-- start Supplied data --

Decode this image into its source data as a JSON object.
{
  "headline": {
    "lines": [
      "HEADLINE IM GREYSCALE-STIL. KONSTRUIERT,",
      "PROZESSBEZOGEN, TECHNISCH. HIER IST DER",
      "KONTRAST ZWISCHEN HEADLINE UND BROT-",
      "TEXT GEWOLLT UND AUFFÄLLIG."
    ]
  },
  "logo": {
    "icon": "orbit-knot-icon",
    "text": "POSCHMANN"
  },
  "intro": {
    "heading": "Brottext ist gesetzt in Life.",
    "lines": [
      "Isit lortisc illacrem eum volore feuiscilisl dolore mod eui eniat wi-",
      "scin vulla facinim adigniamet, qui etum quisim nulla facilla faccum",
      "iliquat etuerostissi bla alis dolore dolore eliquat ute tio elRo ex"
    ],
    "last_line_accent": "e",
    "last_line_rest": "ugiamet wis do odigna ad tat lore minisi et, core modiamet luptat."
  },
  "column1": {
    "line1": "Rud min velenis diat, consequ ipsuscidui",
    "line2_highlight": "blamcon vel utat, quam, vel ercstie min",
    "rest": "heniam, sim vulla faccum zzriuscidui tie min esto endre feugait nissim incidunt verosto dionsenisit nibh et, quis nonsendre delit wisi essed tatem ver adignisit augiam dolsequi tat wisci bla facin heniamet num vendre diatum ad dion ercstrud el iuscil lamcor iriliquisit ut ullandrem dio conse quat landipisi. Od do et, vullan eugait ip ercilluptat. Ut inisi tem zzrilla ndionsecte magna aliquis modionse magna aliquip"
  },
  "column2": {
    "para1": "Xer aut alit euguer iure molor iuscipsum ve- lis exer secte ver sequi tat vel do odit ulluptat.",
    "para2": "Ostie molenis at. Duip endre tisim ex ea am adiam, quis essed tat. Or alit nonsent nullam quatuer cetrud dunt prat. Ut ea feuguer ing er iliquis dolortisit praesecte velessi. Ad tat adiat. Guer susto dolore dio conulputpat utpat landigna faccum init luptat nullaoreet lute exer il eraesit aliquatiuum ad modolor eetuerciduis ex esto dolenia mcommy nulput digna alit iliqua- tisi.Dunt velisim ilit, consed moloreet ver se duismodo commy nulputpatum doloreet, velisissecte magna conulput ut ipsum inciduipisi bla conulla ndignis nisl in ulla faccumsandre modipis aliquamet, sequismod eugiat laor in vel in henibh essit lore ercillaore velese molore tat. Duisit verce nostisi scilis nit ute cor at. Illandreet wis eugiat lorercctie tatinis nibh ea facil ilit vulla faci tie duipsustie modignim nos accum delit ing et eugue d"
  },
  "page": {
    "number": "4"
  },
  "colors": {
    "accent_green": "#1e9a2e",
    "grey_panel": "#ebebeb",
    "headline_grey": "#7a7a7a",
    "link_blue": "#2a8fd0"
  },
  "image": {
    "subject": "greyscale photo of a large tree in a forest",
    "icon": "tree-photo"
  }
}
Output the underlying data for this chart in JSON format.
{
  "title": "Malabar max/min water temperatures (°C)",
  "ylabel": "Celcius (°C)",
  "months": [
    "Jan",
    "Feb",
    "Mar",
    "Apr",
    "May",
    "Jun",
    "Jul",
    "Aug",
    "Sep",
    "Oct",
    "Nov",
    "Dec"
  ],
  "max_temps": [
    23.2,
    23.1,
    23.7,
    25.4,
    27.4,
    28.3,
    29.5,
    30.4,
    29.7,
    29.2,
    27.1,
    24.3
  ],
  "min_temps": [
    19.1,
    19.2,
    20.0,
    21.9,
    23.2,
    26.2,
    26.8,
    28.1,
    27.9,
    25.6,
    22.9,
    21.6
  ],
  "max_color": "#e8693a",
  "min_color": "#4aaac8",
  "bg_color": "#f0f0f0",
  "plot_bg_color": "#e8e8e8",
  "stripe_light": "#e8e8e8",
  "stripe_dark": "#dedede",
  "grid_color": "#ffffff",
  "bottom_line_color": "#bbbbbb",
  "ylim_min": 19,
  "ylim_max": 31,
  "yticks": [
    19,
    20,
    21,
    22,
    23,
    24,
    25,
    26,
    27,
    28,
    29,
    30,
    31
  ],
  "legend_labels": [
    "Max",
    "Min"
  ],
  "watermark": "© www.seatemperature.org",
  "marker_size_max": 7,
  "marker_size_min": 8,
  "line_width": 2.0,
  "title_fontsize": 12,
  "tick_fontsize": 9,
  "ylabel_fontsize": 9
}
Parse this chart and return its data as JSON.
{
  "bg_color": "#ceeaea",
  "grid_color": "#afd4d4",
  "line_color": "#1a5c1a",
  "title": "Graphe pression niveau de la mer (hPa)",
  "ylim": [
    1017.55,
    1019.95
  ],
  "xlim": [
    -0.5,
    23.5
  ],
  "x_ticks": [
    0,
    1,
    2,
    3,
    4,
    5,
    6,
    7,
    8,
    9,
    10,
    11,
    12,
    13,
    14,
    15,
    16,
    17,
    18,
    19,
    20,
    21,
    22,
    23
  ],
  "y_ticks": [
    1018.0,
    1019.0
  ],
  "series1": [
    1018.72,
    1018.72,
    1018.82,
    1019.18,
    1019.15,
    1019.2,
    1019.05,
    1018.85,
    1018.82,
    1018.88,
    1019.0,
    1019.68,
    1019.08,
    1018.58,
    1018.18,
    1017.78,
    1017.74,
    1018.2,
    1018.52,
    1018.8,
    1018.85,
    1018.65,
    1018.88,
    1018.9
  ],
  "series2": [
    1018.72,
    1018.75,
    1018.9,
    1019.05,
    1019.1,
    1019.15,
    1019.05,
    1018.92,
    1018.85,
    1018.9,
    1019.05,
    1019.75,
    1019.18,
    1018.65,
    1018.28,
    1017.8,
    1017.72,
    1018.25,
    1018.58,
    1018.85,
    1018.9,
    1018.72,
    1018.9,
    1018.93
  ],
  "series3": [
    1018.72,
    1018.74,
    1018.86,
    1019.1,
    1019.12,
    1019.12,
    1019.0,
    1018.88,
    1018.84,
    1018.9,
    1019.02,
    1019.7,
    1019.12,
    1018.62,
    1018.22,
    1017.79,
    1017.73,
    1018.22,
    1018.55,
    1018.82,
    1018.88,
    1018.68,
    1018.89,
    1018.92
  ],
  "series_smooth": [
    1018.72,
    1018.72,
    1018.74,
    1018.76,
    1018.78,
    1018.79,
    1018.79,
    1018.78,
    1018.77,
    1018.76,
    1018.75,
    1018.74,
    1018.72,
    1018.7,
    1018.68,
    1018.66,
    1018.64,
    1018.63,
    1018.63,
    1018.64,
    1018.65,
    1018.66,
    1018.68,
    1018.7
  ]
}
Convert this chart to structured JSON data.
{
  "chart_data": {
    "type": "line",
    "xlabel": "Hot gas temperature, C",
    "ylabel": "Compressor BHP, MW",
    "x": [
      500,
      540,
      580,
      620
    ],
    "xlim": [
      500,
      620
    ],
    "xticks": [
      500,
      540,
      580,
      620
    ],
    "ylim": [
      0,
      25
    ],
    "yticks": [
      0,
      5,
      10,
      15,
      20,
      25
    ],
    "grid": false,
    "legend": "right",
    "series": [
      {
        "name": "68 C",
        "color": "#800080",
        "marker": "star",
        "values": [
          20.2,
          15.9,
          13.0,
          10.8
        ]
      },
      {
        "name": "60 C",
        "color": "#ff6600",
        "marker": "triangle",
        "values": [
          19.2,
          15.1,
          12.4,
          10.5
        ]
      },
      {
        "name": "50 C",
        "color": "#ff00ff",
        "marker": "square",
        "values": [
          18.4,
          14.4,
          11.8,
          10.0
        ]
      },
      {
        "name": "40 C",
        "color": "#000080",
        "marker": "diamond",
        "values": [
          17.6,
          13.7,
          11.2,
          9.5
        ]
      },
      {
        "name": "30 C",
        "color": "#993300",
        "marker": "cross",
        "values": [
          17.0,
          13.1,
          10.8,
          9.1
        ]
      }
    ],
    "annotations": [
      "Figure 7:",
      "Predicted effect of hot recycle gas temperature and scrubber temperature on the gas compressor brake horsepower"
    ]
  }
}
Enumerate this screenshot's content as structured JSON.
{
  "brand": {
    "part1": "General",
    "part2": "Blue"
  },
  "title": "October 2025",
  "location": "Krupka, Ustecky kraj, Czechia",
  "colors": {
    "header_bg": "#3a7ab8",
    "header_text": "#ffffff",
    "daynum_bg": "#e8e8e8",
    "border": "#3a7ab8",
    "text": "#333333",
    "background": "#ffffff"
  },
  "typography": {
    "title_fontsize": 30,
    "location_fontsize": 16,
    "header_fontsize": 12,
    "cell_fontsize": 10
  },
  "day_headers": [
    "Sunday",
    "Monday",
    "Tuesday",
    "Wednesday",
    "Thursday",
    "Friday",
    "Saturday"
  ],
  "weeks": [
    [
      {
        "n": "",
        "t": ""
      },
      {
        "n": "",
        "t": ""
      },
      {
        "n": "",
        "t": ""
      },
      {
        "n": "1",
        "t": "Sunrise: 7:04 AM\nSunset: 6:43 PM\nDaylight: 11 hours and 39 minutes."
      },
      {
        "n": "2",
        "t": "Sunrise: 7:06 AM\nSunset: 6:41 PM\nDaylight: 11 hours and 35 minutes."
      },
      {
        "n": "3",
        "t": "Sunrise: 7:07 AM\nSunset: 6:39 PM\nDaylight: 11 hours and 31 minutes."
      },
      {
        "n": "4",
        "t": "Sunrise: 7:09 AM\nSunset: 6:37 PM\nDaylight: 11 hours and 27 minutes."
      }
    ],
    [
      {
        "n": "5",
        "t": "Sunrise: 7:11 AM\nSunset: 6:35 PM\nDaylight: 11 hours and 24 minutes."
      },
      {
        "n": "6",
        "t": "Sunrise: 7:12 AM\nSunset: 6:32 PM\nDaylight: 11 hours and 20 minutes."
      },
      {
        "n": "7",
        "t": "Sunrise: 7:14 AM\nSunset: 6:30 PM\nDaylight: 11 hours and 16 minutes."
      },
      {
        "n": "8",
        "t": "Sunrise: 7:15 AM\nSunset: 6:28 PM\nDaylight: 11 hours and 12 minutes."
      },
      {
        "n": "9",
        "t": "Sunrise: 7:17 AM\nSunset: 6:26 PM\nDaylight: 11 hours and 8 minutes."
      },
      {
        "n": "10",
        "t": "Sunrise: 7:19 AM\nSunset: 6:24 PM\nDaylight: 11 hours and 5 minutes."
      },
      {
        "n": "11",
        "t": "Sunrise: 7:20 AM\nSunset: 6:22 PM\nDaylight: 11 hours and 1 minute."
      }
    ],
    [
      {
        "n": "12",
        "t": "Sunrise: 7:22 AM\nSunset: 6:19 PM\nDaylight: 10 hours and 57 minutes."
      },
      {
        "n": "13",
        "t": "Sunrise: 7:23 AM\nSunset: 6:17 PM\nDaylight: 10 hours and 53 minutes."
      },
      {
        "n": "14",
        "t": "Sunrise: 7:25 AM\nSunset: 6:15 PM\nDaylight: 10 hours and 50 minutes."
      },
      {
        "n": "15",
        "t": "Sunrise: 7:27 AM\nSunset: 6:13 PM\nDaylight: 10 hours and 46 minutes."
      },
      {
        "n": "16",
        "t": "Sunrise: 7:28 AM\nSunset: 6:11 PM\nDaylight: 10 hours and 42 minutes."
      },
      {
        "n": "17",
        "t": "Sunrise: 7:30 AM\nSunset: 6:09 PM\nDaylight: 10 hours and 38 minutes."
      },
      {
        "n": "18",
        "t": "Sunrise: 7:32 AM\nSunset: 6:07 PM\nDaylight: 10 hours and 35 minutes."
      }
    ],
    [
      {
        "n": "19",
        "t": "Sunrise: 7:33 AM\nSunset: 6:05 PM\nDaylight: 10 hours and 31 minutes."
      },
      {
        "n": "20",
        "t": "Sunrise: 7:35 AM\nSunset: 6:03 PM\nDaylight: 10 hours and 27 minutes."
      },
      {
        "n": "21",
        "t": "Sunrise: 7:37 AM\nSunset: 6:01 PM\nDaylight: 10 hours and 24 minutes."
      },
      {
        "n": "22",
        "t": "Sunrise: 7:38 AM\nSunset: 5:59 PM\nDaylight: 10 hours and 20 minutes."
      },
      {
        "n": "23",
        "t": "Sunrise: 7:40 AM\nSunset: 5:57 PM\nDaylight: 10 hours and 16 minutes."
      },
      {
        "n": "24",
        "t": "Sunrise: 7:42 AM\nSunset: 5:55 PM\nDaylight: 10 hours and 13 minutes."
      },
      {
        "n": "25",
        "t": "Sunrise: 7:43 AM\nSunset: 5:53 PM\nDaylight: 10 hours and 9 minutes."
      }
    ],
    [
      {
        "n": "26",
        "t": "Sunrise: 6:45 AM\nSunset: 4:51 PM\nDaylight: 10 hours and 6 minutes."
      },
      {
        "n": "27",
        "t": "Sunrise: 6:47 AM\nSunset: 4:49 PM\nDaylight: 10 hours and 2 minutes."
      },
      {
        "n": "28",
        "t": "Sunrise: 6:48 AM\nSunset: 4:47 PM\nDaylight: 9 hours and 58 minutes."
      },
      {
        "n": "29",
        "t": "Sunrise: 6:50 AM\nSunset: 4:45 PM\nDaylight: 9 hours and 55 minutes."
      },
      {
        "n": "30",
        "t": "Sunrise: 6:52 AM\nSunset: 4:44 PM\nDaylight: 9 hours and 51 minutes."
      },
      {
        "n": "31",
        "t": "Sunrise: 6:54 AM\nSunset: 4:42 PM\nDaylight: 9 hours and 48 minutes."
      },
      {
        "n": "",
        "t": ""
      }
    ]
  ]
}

-- end Supplied data --

• [What you will do]:
Using the listing above, show every line that includes the string "tree".

• [The result]:
    "subject": "greyscale photo of a large tree in a forest",
    "icon": "tree-photo"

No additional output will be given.